*** Materials provided ***
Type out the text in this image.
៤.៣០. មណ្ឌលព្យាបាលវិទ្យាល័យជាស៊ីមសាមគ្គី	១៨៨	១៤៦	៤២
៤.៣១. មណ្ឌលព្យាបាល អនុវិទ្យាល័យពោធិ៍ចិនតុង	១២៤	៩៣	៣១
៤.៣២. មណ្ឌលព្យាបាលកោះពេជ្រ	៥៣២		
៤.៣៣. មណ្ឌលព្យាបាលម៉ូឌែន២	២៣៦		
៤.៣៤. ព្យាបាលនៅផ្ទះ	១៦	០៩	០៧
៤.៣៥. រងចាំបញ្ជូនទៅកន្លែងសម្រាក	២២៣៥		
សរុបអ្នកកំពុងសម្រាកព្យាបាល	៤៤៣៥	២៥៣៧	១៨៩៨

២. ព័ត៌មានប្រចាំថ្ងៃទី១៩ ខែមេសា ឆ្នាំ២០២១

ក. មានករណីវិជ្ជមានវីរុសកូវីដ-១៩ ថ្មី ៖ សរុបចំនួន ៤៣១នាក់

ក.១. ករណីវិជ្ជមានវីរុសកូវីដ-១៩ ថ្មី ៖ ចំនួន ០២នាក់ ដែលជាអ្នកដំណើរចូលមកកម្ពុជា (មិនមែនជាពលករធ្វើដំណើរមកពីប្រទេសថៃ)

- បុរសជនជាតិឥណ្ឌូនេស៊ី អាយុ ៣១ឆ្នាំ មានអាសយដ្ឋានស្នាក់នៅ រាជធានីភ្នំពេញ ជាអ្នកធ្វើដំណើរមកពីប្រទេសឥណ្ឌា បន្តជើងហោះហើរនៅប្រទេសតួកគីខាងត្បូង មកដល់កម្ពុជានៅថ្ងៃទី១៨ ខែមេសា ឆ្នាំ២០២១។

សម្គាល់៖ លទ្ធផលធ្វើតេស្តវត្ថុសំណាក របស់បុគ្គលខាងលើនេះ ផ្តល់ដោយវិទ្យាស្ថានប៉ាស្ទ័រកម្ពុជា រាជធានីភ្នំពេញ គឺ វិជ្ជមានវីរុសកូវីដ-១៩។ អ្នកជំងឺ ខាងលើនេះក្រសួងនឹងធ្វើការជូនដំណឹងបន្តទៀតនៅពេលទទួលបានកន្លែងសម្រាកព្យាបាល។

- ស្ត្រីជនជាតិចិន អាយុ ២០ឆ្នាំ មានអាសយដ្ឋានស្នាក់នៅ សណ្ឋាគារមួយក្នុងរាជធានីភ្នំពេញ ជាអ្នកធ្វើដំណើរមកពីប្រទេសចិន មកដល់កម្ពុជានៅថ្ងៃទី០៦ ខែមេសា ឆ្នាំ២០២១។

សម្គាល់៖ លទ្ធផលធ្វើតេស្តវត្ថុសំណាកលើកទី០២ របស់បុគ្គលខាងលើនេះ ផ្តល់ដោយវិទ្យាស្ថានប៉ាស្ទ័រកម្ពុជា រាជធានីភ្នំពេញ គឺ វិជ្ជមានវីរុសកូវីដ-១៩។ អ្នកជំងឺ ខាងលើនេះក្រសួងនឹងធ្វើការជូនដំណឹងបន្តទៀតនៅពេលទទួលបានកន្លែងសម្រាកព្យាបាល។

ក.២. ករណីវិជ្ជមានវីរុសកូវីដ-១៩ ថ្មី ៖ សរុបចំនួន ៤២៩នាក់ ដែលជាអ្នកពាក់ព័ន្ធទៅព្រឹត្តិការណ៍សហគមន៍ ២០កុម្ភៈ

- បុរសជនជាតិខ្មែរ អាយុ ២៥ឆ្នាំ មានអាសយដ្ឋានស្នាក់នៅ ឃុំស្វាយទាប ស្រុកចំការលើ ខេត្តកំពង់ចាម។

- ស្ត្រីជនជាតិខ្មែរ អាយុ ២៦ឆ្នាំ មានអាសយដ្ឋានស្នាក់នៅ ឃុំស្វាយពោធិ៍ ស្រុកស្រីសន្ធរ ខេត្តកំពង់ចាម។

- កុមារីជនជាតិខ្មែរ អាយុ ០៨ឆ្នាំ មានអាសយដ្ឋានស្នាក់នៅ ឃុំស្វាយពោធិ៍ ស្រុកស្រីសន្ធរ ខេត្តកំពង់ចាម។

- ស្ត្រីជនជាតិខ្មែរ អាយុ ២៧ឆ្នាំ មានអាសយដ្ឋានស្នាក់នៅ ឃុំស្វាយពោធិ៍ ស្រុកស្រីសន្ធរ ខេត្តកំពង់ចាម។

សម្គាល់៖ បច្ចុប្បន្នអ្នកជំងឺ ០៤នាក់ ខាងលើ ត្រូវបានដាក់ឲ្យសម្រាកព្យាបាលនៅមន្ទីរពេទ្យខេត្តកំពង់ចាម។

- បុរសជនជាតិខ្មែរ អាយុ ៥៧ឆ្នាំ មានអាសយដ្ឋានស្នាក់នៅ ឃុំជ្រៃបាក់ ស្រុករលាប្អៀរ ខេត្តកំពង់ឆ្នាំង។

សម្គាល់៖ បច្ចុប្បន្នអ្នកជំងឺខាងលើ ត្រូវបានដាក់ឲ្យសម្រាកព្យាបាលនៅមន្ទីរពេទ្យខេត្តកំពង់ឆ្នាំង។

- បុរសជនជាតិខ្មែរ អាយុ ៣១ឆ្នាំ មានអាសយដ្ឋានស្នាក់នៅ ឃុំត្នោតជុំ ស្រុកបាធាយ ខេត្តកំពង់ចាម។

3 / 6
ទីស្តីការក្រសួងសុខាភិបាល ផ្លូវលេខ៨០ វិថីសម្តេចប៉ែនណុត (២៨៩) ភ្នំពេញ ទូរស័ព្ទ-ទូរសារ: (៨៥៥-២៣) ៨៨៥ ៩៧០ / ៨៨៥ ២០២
***
Copy each line of the data above without altering a single character.

_Completed task:_
Type out the text in this image.
៤.៣០. មណ្ឌលព្យាបាលវិទ្យាល័យជាស៊ីមសាមគ្គី	១៨៨	១៤៦	៤២
៤.៣១. មណ្ឌលព្យាបាល អនុវិទ្យាល័យពោធិ៍ចិនតុង	១២៤	៩៣	៣១
៤.៣២. មណ្ឌលព្យាបាលកោះពេជ្រ	៥៣២		
៤.៣៣. មណ្ឌលព្យាបាលម៉ូឌែន២	២៣៦		
៤.៣៤. ព្យាបាលនៅផ្ទះ	១៦	០៩	០៧
៤.៣៥. រងចាំបញ្ជូនទៅកន្លែងសម្រាក	២២៣៥		
សរុបអ្នកកំពុងសម្រាកព្យាបាល	៤៤៣៥	២៥៣៧	១៨៩៨

២. ព័ត៌មានប្រចាំថ្ងៃទី១៩ ខែមេសា ឆ្នាំ២០២១

ក. មានករណីវិជ្ជមានវីរុសកូវីដ-១៩ ថ្មី ៖ សរុបចំនួន ៤៣១នាក់

ក.១. ករណីវិជ្ជមានវីរុសកូវីដ-១៩ ថ្មី ៖ ចំនួន ០២នាក់ ដែលជាអ្នកដំណើរចូលមកកម្ពុជា (មិនមែនជាពលករធ្វើដំណើរមកពីប្រទេសថៃ)

- បុរសជនជាតិឥណ្ឌូនេស៊ី អាយុ ៣១ឆ្នាំ មានអាសយដ្ឋានស្នាក់នៅ រាជធានីភ្នំពេញ ជាអ្នកធ្វើដំណើរមកពីប្រទេសឥណ្ឌា បន្តជើងហោះហើរនៅប្រទេសតួកគីខាងត្បូង មកដល់កម្ពុជានៅថ្ងៃទី១៨ ខែមេសា ឆ្នាំ២០២១។

សម្គាល់៖ លទ្ធផលធ្វើតេស្តវត្ថុសំណាក របស់បុគ្គលខាងលើនេះ ផ្តល់ដោយវិទ្យាស្ថានប៉ាស្ទ័រកម្ពុជា រាជធានីភ្នំពេញ គឺ វិជ្ជមានវីរុសកូវីដ-១៩។ អ្នកជំងឺ ខាងលើនេះក្រសួងនឹងធ្វើការជូនដំណឹងបន្តទៀតនៅពេលទទួលបានកន្លែងសម្រាកព្យាបាល។

- ស្ត្រីជនជាតិចិន អាយុ ២០ឆ្នាំ មានអាសយដ្ឋានស្នាក់នៅ សណ្ឋាគារមួយក្នុងរាជធានីភ្នំពេញ ជាអ្នកធ្វើដំណើរមកពីប្រទេសចិន មកដល់កម្ពុជានៅថ្ងៃទី០៦ ខែមេសា ឆ្នាំ២០២១។

សម្គាល់៖ លទ្ធផលធ្វើតេស្តវត្ថុសំណាកលើកទី០២ របស់បុគ្គលខាងលើនេះ ផ្តល់ដោយវិទ្យាស្ថានប៉ាស្ទ័រកម្ពុជា រាជធានីភ្នំពេញ គឺ វិជ្ជមានវីរុសកូវីដ-១៩។ អ្នកជំងឺ ខាងលើនេះក្រសួងនឹងធ្វើការជូនដំណឹងបន្តទៀតនៅពេលទទួលបានកន្លែងសម្រាកព្យាបាល។

ក.២. ករណីវិជ្ជមានវីរុសកូវីដ-១៩ ថ្មី ៖ សរុបចំនួន ៤២៩នាក់ ដែលជាអ្នកពាក់ព័ន្ធទៅព្រឹត្តិការណ៍សហគមន៍ ២០កុម្ភៈ

- បុរសជនជាតិខ្មែរ អាយុ ២៥ឆ្នាំ មានអាសយដ្ឋានស្នាក់នៅ ឃុំស្វាយទាប ស្រុកចំការលើ ខេត្តកំពង់ចាម។

- ស្ត្រីជនជាតិខ្មែរ អាយុ ២៦ឆ្នាំ មានអាសយដ្ឋានស្នាក់នៅ ឃុំស្វាយពោធិ៍ ស្រុកស្រីសន្ធរ ខេត្តកំពង់ចាម។

- កុមារីជនជាតិខ្មែរ អាយុ ០៨ឆ្នាំ មានអាសយដ្ឋានស្នាក់នៅ ឃុំស្វាយពោធិ៍ ស្រុកស្រីសន្ធរ ខេត្តកំពង់ចាម។

- ស្ត្រីជនជាតិខ្មែរ អាយុ ២៧ឆ្នាំ មានអាសយដ្ឋានស្នាក់នៅ ឃុំស្វាយពោធិ៍ ស្រុកស្រីសន្ធរ ខេត្តកំពង់ចាម។

សម្គាល់៖ បច្ចុប្បន្នអ្នកជំងឺ ០៤នាក់ ខាងលើ ត្រូវបានដាក់ឲ្យសម្រាកព្យាបាលនៅមន្ទីរពេទ្យខេត្តកំពង់ចាម។

- បុរសជនជាតិខ្មែរ អាយុ ៥៧ឆ្នាំ មានអាសយដ្ឋានស្នាក់នៅ ឃុំជ្រៃបាក់ ស្រុករលាប្អៀរ ខេត្តកំពង់ឆ្នាំង។

សម្គាល់៖ បច្ចុប្បន្នអ្នកជំងឺខាងលើ ត្រូវបានដាក់ឲ្យសម្រាកព្យាបាលនៅមន្ទីរពេទ្យខេត្តកំពង់ឆ្នាំង។

- បុរសជនជាតិខ្មែរ អាយុ ៣១ឆ្នាំ មានអាសយដ្ឋានស្នាក់នៅ ឃុំត្នោតជុំ ស្រុកបាធាយ ខេត្តកំពង់ចាម។

3 / 6
ទីស្តីការក្រសួងសុខាភិបាល ផ្លូវលេខ៨០ វិថីសម្តេចប៉ែនណុត (២៨៩) ភ្នំពេញ ទូរស័ព្ទ-ទូរសារ: (៨៥៥-២៣) ៨៨៥ ៩៧០ / ៨៨៥ ២០២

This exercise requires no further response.